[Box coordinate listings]

-=-=-=-=-

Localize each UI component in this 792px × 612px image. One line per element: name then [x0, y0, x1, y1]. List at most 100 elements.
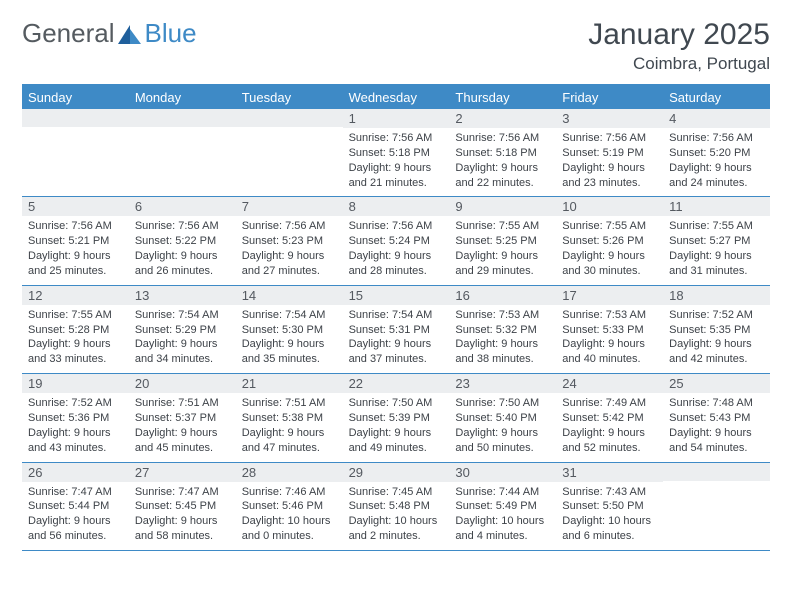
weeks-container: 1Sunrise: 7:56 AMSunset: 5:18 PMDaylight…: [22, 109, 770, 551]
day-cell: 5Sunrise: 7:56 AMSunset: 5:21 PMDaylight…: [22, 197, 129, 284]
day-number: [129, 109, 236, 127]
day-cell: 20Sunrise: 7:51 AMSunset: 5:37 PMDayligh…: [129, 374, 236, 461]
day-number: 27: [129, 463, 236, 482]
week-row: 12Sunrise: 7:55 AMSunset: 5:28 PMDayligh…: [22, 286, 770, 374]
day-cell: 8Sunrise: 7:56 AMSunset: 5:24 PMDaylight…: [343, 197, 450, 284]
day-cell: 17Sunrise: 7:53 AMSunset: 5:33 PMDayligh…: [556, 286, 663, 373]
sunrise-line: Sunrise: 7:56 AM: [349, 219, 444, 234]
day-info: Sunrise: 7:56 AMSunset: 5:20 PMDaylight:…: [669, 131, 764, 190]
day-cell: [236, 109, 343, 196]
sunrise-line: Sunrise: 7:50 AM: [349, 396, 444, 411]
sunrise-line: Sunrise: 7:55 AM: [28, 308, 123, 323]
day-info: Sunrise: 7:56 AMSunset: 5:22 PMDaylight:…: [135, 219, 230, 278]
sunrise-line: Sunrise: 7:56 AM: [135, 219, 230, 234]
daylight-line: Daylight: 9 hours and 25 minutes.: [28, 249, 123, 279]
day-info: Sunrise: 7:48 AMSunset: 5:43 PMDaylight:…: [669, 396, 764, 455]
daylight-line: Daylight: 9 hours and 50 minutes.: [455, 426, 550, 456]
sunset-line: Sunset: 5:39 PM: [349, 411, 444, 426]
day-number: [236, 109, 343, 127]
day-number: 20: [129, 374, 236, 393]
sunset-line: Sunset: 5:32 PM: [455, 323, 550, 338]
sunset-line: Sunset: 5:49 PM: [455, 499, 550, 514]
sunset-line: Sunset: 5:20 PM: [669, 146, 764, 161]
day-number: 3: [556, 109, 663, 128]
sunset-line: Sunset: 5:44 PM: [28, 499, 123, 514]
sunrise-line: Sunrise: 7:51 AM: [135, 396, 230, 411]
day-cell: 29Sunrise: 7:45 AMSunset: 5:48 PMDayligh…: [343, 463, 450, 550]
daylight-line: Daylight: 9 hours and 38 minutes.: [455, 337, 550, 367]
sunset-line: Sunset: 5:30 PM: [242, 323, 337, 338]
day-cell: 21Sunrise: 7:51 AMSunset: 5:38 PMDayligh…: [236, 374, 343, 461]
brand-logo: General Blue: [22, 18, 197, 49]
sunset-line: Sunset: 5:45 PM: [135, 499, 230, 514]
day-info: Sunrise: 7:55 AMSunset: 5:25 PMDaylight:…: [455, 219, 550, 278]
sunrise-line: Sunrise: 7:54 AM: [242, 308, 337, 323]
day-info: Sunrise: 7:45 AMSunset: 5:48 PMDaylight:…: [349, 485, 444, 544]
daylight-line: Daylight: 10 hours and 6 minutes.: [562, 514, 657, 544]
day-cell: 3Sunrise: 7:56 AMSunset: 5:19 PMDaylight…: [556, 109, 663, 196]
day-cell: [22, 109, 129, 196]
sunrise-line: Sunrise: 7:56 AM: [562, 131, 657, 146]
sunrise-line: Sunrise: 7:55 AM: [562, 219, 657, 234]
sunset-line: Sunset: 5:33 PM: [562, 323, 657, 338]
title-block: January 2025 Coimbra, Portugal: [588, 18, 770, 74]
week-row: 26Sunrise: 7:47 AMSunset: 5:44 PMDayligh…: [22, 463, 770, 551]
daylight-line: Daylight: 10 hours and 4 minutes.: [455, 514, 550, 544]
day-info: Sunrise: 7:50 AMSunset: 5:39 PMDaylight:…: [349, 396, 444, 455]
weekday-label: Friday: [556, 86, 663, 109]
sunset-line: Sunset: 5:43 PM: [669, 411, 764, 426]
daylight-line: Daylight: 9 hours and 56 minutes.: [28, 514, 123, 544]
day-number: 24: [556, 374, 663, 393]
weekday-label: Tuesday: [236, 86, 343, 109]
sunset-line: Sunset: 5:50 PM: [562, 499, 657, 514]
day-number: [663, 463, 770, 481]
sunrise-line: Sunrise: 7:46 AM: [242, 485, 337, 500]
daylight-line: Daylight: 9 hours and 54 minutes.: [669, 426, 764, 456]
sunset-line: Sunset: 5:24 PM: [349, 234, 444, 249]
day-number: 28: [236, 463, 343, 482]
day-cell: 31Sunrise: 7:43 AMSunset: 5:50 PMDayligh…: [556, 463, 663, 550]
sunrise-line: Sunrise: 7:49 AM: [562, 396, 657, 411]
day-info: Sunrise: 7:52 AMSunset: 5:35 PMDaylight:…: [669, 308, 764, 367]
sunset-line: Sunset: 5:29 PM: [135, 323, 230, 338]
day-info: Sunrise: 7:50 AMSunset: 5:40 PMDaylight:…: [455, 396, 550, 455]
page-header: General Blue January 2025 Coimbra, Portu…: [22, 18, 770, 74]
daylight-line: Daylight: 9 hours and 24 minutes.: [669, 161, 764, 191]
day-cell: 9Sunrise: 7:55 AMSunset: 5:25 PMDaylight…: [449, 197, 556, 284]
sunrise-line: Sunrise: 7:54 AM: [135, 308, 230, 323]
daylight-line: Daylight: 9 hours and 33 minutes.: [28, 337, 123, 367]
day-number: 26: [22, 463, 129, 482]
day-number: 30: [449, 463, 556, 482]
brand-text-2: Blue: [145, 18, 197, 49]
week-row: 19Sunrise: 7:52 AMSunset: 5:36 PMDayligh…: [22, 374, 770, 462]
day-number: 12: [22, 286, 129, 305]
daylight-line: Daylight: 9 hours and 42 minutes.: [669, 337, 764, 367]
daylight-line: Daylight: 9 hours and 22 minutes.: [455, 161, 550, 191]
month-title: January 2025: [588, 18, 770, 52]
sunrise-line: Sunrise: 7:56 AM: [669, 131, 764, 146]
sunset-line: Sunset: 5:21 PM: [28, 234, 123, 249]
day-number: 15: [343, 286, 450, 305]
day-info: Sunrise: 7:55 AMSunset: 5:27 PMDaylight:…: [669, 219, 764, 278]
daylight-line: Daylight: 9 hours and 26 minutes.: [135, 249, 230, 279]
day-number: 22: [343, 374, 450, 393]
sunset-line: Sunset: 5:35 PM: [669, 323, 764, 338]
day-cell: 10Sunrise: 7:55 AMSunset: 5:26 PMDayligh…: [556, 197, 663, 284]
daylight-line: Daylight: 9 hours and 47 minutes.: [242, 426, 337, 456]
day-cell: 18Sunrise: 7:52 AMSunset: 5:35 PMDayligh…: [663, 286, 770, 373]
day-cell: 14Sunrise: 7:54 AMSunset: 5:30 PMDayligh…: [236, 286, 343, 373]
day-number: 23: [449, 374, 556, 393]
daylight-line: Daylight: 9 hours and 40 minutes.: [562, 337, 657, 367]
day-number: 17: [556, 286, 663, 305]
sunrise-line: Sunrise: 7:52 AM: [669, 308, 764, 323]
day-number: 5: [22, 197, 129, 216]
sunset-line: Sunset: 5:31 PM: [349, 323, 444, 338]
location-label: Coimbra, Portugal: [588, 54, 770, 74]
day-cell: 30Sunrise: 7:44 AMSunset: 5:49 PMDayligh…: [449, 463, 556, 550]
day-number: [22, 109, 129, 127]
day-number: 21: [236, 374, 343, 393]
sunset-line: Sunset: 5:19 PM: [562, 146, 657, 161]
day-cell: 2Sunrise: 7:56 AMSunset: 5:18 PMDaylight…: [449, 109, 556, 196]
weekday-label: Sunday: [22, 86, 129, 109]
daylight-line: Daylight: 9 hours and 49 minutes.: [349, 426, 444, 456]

-=-=-=-=-

Rewrite the listing lines from the line containing "weeks-container: 1Sunrise: 7:56" up to and including the line containing "day-cell: 20Sunrise: 7:51" as a Markdown table with the columns "No." and "Line", leaving out any blank lines.

| No. | Line |
|---|---|
| 1 | weeks-container: 1Sunrise: 7:56 AMSunset: 5:18 PMDaylight…: [22, 109, 770, 551] |
| 2 | day-cell: 5Sunrise: 7:56 AMSunset: 5:21 PMDaylight…: [22, 197, 129, 284] |
| 3 | day-number: [129, 109, 236, 127] |
| 4 | day-cell: 20Sunrise: 7:51 AMSunset: 5:37 PMDayligh…: [129, 374, 236, 461] |